Stored rows>
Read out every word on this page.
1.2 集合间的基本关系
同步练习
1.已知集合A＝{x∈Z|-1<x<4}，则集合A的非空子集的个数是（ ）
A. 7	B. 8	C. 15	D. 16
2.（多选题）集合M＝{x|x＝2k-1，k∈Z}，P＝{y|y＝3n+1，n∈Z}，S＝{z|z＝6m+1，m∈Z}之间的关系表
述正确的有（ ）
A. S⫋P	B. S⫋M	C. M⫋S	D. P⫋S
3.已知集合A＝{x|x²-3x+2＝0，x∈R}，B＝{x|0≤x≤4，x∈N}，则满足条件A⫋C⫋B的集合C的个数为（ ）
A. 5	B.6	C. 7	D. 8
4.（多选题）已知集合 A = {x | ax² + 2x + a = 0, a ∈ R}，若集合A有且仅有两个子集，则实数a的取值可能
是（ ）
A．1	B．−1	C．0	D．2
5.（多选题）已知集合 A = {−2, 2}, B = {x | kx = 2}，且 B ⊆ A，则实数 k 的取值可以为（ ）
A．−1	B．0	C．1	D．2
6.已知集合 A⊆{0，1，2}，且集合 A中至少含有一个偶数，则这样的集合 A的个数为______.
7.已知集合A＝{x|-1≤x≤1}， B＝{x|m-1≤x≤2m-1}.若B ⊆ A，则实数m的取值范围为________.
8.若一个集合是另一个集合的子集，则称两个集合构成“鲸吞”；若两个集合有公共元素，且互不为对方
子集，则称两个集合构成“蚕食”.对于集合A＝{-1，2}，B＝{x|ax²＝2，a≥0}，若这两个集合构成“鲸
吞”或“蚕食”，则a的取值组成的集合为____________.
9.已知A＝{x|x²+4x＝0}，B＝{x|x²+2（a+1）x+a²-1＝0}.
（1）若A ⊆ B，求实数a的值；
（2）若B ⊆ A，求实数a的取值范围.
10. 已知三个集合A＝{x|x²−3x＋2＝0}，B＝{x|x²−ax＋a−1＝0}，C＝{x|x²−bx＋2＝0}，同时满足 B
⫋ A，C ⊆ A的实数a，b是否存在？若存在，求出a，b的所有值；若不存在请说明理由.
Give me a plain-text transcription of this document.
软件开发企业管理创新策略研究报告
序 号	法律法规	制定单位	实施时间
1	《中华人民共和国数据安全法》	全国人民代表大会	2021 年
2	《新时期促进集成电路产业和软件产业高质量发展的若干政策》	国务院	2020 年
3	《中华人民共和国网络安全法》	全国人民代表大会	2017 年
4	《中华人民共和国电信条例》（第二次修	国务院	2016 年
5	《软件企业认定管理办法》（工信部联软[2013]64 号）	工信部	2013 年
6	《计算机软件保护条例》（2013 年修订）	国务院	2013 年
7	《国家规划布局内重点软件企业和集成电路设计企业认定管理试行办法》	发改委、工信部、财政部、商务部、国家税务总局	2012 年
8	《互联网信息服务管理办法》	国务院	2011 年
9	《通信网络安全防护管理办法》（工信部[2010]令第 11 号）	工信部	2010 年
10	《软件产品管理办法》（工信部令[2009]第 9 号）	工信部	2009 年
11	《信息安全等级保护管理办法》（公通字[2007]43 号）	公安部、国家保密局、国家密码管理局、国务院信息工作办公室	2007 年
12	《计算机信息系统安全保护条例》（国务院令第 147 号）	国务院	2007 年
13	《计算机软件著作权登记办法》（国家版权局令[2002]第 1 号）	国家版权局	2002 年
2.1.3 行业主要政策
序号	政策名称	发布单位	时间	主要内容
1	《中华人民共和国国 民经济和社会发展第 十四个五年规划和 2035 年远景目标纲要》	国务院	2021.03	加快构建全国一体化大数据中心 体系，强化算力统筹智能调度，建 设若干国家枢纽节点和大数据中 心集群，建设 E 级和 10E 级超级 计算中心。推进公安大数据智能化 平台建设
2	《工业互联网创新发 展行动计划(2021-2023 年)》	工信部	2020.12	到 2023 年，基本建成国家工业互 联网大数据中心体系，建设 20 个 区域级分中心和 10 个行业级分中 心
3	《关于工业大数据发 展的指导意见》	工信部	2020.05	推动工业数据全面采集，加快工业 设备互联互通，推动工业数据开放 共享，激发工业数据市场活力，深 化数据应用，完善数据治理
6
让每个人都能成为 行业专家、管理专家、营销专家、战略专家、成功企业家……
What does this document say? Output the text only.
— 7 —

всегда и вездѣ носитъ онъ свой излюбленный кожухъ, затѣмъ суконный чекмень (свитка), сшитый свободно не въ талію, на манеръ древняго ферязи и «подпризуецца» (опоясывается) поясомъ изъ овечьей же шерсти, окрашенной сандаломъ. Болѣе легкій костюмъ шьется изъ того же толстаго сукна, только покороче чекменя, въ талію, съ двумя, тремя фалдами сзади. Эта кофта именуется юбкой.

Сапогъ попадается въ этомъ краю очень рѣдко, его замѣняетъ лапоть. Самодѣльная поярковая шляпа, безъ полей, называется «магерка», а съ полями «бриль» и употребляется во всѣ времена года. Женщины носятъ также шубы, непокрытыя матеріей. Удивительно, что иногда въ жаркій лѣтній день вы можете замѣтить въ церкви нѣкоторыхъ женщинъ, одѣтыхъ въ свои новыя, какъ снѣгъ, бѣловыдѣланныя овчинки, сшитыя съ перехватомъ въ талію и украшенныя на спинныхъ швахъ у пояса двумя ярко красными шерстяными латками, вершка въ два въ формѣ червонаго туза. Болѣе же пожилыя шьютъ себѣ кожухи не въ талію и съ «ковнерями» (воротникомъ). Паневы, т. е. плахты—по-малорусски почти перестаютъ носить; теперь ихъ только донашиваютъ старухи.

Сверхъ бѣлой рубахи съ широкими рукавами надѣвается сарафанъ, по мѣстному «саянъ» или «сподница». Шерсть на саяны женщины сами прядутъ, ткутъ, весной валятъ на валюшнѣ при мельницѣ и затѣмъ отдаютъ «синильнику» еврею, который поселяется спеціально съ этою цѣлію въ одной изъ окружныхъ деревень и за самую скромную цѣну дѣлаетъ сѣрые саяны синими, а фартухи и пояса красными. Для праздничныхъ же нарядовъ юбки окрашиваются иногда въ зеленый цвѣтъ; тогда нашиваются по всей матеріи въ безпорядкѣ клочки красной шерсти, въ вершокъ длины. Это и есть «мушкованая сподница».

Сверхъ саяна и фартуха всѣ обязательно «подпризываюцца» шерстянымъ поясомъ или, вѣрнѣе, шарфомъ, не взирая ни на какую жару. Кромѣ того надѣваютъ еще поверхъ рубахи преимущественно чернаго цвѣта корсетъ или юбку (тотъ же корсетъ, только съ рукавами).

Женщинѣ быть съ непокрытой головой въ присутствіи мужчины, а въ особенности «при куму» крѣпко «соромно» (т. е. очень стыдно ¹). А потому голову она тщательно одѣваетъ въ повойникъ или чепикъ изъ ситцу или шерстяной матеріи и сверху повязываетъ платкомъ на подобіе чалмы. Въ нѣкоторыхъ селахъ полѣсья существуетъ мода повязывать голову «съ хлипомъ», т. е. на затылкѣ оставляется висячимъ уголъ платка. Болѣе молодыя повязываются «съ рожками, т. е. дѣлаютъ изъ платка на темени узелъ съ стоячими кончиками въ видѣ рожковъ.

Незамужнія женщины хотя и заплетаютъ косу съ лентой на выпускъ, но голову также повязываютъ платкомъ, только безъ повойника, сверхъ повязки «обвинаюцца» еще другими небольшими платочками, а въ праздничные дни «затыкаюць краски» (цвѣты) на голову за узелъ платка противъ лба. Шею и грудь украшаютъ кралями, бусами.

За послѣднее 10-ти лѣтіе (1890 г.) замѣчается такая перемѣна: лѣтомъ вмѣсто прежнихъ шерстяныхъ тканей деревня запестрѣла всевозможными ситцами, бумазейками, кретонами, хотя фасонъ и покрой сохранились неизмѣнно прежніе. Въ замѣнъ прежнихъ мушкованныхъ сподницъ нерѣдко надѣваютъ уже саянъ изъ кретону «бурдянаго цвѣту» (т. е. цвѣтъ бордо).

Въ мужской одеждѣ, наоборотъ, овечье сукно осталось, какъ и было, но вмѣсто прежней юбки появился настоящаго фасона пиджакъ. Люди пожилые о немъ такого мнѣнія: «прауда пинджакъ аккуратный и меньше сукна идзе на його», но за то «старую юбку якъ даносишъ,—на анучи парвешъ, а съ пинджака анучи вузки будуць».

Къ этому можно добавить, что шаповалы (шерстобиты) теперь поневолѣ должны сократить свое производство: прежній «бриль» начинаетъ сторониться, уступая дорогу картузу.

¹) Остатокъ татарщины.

Do this> In the listing, find all lines with the string "юбки" and copy them.

Answer to the task>
Сверхъ бѣлой рубахи съ широкими рукавами надѣвается сарафанъ, по мѣстному «саянъ» или «сподница». Шерсть на саяны женщины сами прядутъ, ткутъ, весной валятъ на валюшнѣ при мельницѣ и затѣмъ отдаютъ «синильнику» еврею, который поселяется спеціально съ этою цѣлію въ одной изъ окружныхъ деревень и за самую скромную цѣну дѣлаетъ сѣрые саяны синими, а фартухи и пояса красными. Для праздничныхъ же нарядовъ юбки окрашиваются иногда въ зеленый цвѣтъ; тогда нашиваются по всей матеріи въ безпорядкѣ клочки красной шерсти, въ вершокъ длины. Это и есть «мушкованая сподница».
Въ мужской одеждѣ, наоборотъ, овечье сукно осталось, какъ и было, но вмѣсто прежней юбки появился настоящаго фасона пиджакъ. Люди пожилые о немъ такого мнѣнія: «прауда пинджакъ аккуратный и меньше сукна идзе на його», но за то «старую юбку якъ даносишъ,—на анучи парвешъ, а съ пинджака анучи вузки будуць».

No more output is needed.